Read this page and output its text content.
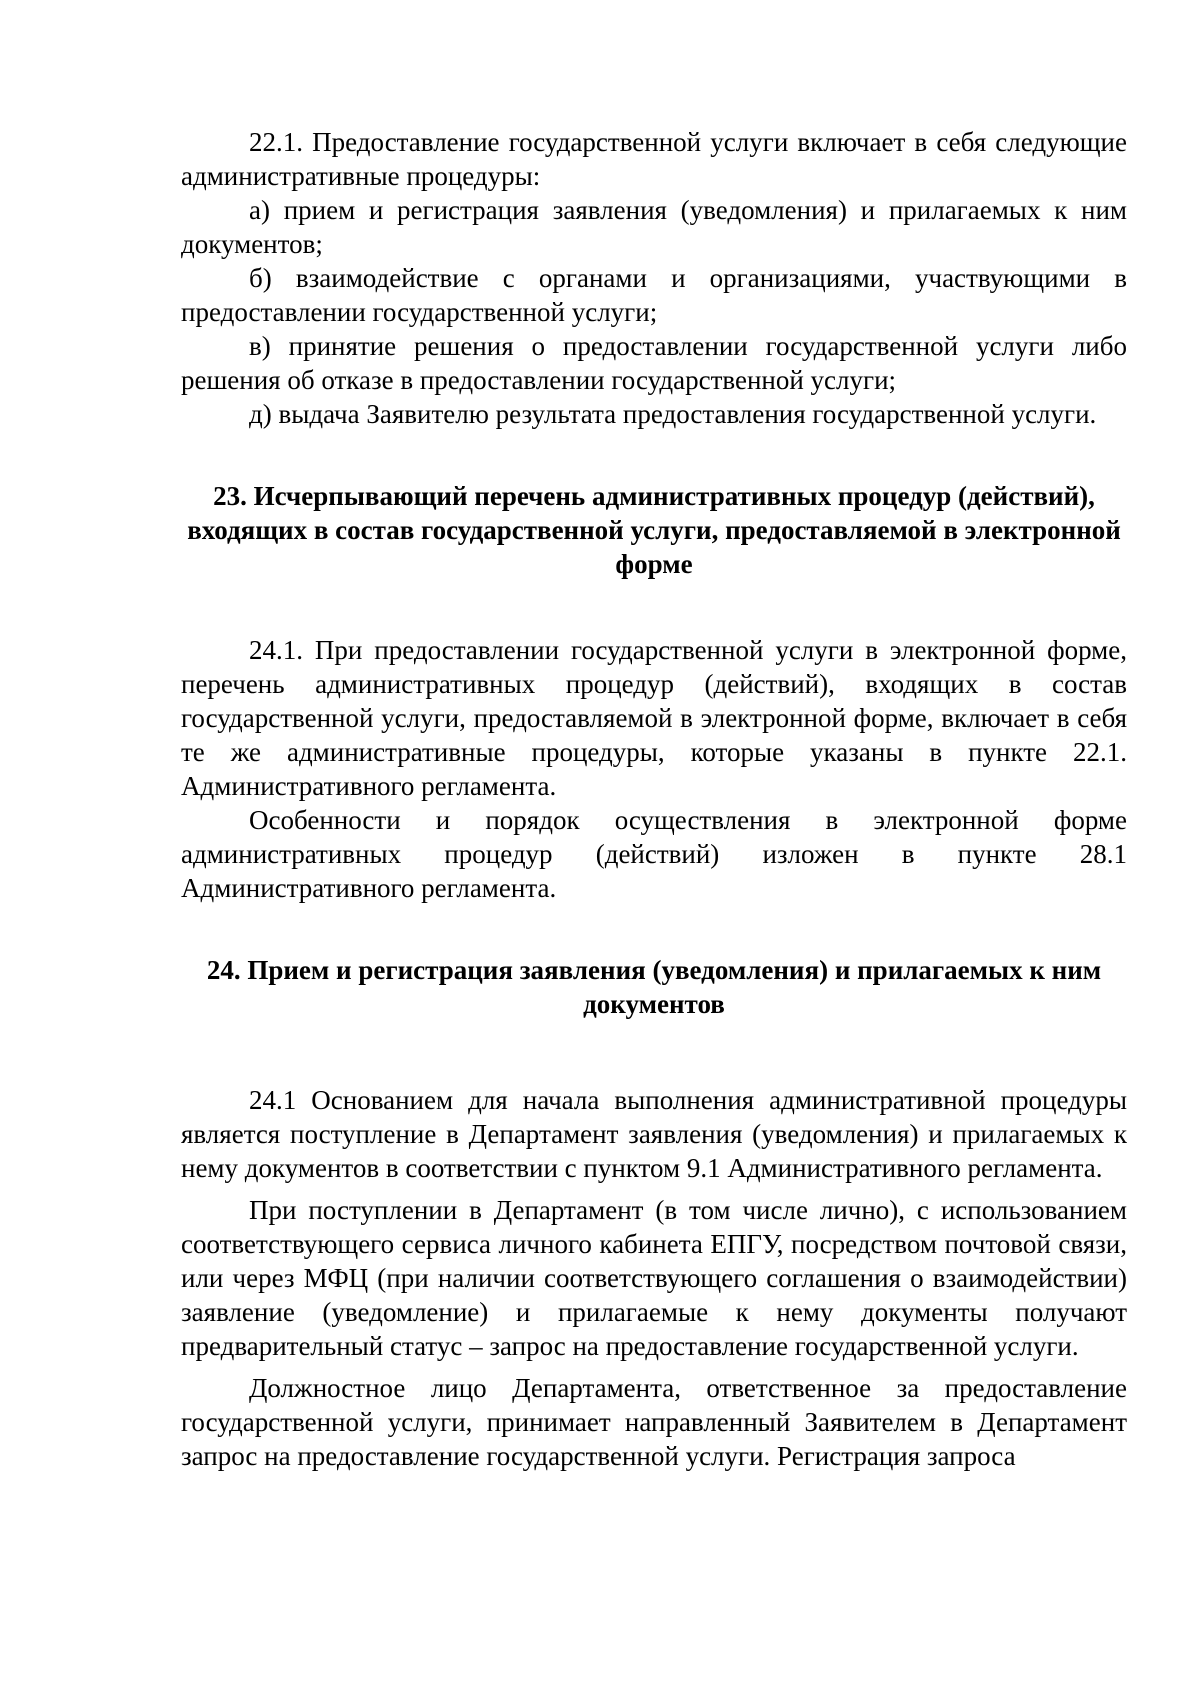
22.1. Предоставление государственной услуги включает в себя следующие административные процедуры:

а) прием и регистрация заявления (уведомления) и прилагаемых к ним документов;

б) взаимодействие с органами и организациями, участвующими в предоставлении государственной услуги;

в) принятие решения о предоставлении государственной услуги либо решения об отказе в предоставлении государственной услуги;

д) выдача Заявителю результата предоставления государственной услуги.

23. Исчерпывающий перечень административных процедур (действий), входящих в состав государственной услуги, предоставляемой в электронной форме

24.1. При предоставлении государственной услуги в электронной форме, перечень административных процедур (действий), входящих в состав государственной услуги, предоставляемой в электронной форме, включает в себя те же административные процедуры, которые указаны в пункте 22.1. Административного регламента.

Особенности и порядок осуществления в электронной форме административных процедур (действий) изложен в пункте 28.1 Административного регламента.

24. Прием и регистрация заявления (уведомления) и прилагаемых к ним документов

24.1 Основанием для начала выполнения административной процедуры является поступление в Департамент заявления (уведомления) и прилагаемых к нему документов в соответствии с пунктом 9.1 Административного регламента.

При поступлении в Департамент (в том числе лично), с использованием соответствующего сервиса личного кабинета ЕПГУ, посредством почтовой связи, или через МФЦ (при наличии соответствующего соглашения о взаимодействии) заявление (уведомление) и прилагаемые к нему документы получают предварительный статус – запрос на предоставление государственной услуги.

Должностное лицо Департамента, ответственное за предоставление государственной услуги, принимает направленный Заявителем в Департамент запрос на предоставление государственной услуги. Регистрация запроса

[Objective] Copy every entry exactly as written. Pictures are excluded.

[Solution for this problem]
Read this page and output its text content.
22.1. Предоставление государственной услуги включает в себя следующие административные процедуры:

а) прием и регистрация заявления (уведомления) и прилагаемых к ним документов;

б) взаимодействие с органами и организациями, участвующими в предоставлении государственной услуги;

в) принятие решения о предоставлении государственной услуги либо решения об отказе в предоставлении государственной услуги;

д) выдача Заявителю результата предоставления государственной услуги.

23. Исчерпывающий перечень административных процедур (действий), входящих в состав государственной услуги, предоставляемой в электронной форме

24.1. При предоставлении государственной услуги в электронной форме, перечень административных процедур (действий), входящих в состав государственной услуги, предоставляемой в электронной форме, включает в себя те же административные процедуры, которые указаны в пункте 22.1. Административного регламента.

Особенности и порядок осуществления в электронной форме административных процедур (действий) изложен в пункте 28.1 Административного регламента.

24. Прием и регистрация заявления (уведомления) и прилагаемых к ним документов

24.1 Основанием для начала выполнения административной процедуры является поступление в Департамент заявления (уведомления) и прилагаемых к нему документов в соответствии с пунктом 9.1 Административного регламента.

При поступлении в Департамент (в том числе лично), с использованием соответствующего сервиса личного кабинета ЕПГУ, посредством почтовой связи, или через МФЦ (при наличии соответствующего соглашения о взаимодействии) заявление (уведомление) и прилагаемые к нему документы получают предварительный статус – запрос на предоставление государственной услуги.

Должностное лицо Департамента, ответственное за предоставление государственной услуги, принимает направленный Заявителем в Департамент запрос на предоставление государственной услуги. Регистрация запроса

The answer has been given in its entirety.